* WHAT YOU ARE ASKED TO DO: Repeat the material verbatim and drop the pictures.

* PROVIDED ENTRIES:
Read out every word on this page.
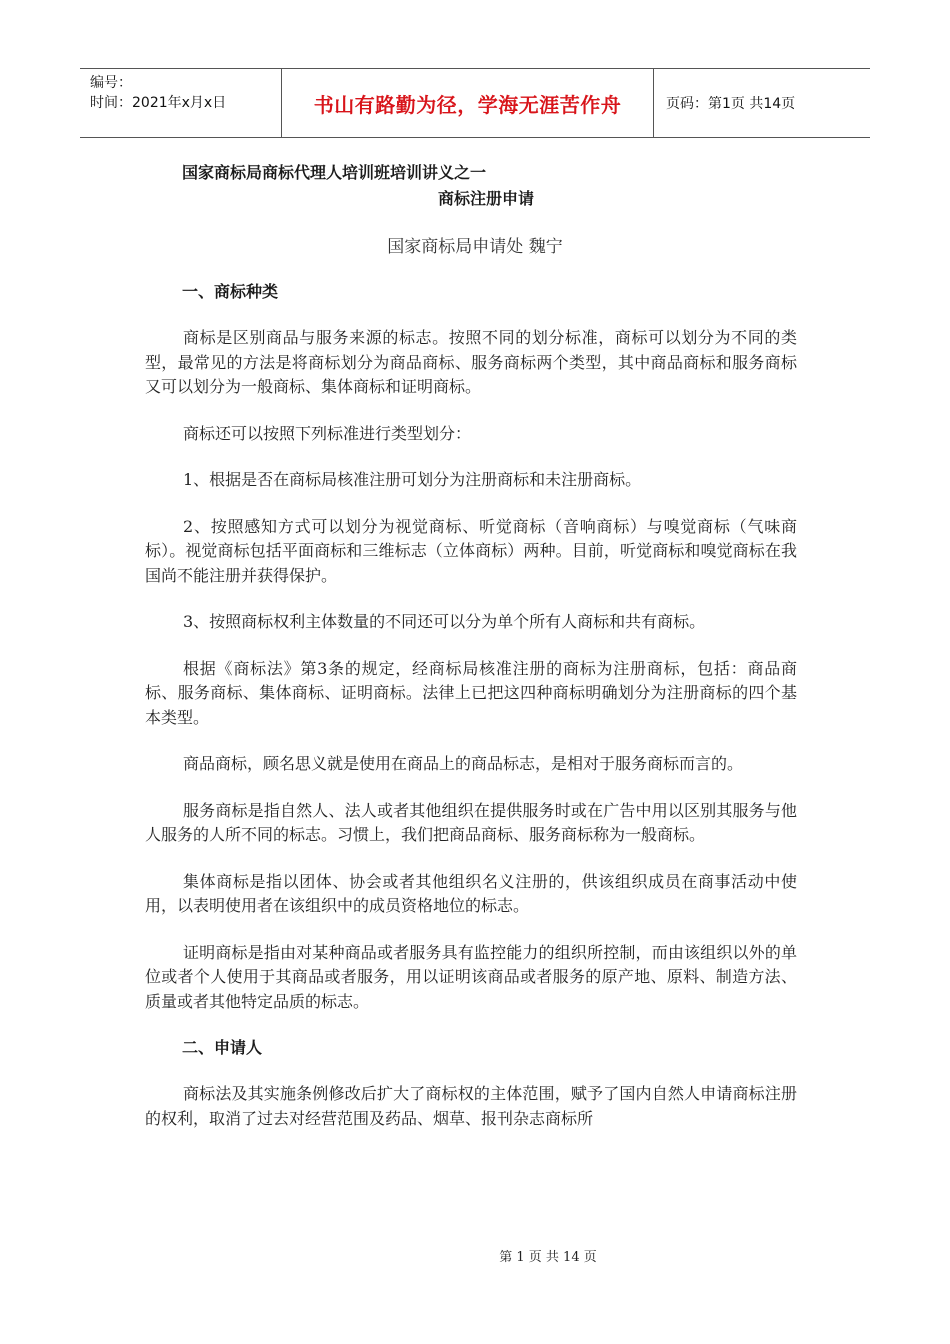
编号：
时间：2021年x月x日	书山有路勤为径，学海无涯苦作舟	页码：第1页 共14页
国家商标局商标代理人培训班培训讲义之一
商标注册申请
国家商标局申请处 魏宁
一、商标种类
商标是区别商品与服务来源的标志。按照不同的划分标准，商标可以划分为不同的类型，最常见的方法是将商标划分为商品商标、服务商标两个类型，其中商品商标和服务商标又可以划分为一般商标、集体商标和证明商标。
商标还可以按照下列标准进行类型划分：
1、根据是否在商标局核准注册可划分为注册商标和未注册商标。
2、按照感知方式可以划分为视觉商标、听觉商标（音响商标）与嗅觉商标（气味商标）。视觉商标包括平面商标和三维标志（立体商标）两种。目前，听觉商标和嗅觉商标在我国尚不能注册并获得保护。
3、按照商标权利主体数量的不同还可以分为单个所有人商标和共有商标。
根据《商标法》第3条的规定，经商标局核准注册的商标为注册商标，包括：商品商标、服务商标、集体商标、证明商标。法律上已把这四种商标明确划分为注册商标的四个基本类型。
商品商标，顾名思义就是使用在商品上的商品标志，是相对于服务商标而言的。
服务商标是指自然人、法人或者其他组织在提供服务时或在广告中用以区别其服务与他人服务的人所不同的标志。习惯上，我们把商品商标、服务商标称为一般商标。
集体商标是指以团体、协会或者其他组织名义注册的，供该组织成员在商事活动中使用，以表明使用者在该组织中的成员资格地位的标志。
证明商标是指由对某种商品或者服务具有监控能力的组织所控制，而由该组织以外的单位或者个人使用于其商品或者服务，用以证明该商品或者服务的原产地、原料、制造方法、质量或者其他特定品质的标志。
二、申请人
商标法及其实施条例修改后扩大了商标权的主体范围，赋予了国内自然人申请商标注册的权利，取消了过去对经营范围及药品、烟草、报刊杂志商标所
第 1 页 共 14 页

* EXERCISE RESULT:
Read out every word on this page.
编号：
时间：2021年x月x日	书山有路勤为径，学海无涯苦作舟	页码：第1页 共14页
国家商标局商标代理人培训班培训讲义之一
商标注册申请
国家商标局申请处 魏宁
一、商标种类
商标是区别商品与服务来源的标志。按照不同的划分标准，商标可以划分为不同的类型，最常见的方法是将商标划分为商品商标、服务商标两个类型，其中商品商标和服务商标又可以划分为一般商标、集体商标和证明商标。
商标还可以按照下列标准进行类型划分：
1、根据是否在商标局核准注册可划分为注册商标和未注册商标。
2、按照感知方式可以划分为视觉商标、听觉商标（音响商标）与嗅觉商标（气味商标）。视觉商标包括平面商标和三维标志（立体商标）两种。目前，听觉商标和嗅觉商标在我国尚不能注册并获得保护。
3、按照商标权利主体数量的不同还可以分为单个所有人商标和共有商标。
根据《商标法》第3条的规定，经商标局核准注册的商标为注册商标，包括：商品商标、服务商标、集体商标、证明商标。法律上已把这四种商标明确划分为注册商标的四个基本类型。
商品商标，顾名思义就是使用在商品上的商品标志，是相对于服务商标而言的。
服务商标是指自然人、法人或者其他组织在提供服务时或在广告中用以区别其服务与他人服务的人所不同的标志。习惯上，我们把商品商标、服务商标称为一般商标。
集体商标是指以团体、协会或者其他组织名义注册的，供该组织成员在商事活动中使用，以表明使用者在该组织中的成员资格地位的标志。
证明商标是指由对某种商品或者服务具有监控能力的组织所控制，而由该组织以外的单位或者个人使用于其商品或者服务，用以证明该商品或者服务的原产地、原料、制造方法、质量或者其他特定品质的标志。
二、申请人
商标法及其实施条例修改后扩大了商标权的主体范围，赋予了国内自然人申请商标注册的权利，取消了过去对经营范围及药品、烟草、报刊杂志商标所
第 1 页 共 14 页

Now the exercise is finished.